* **Request**
Could you write out the records below exactly as they appear?

++++ Exercise material ++++

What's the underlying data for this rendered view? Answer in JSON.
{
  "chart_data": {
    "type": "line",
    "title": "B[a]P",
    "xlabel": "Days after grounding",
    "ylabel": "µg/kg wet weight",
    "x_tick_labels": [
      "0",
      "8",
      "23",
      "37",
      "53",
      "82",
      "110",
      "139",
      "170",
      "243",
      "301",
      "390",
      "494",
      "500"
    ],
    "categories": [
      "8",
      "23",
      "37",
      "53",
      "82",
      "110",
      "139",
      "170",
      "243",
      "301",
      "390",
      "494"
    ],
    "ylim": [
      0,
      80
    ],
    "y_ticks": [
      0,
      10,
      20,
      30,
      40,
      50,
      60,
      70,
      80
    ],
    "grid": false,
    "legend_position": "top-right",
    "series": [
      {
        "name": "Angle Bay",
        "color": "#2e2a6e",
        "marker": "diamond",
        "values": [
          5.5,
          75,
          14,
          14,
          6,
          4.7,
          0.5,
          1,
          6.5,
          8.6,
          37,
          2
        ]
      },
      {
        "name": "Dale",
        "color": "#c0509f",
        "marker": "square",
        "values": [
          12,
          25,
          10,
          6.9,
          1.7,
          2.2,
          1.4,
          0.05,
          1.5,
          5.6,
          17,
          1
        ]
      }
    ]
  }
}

++++

* **Result below**
What's the underlying data for this rendered view? Answer in JSON.
{
  "chart_data": {
    "type": "line",
    "title": "B[a]P",
    "xlabel": "Days after grounding",
    "ylabel": "µg/kg wet weight",
    "x_tick_labels": [
      "0",
      "8",
      "23",
      "37",
      "53",
      "82",
      "110",
      "139",
      "170",
      "243",
      "301",
      "390",
      "494",
      "500"
    ],
    "categories": [
      "8",
      "23",
      "37",
      "53",
      "82",
      "110",
      "139",
      "170",
      "243",
      "301",
      "390",
      "494"
    ],
    "ylim": [
      0,
      80
    ],
    "y_ticks": [
      0,
      10,
      20,
      30,
      40,
      50,
      60,
      70,
      80
    ],
    "grid": false,
    "legend_position": "top-right",
    "series": [
      {
        "name": "Angle Bay",
        "color": "#2e2a6e",
        "marker": "diamond",
        "values": [
          5.5,
          75,
          14,
          14,
          6,
          4.7,
          0.5,
          1,
          6.5,
          8.6,
          37,
          2
        ]
      },
      {
        "name": "Dale",
        "color": "#c0509f",
        "marker": "square",
        "values": [
          12,
          25,
          10,
          6.9,
          1.7,
          2.2,
          1.4,
          0.05,
          1.5,
          5.6,
          17,
          1
        ]
      }
    ]
  }
}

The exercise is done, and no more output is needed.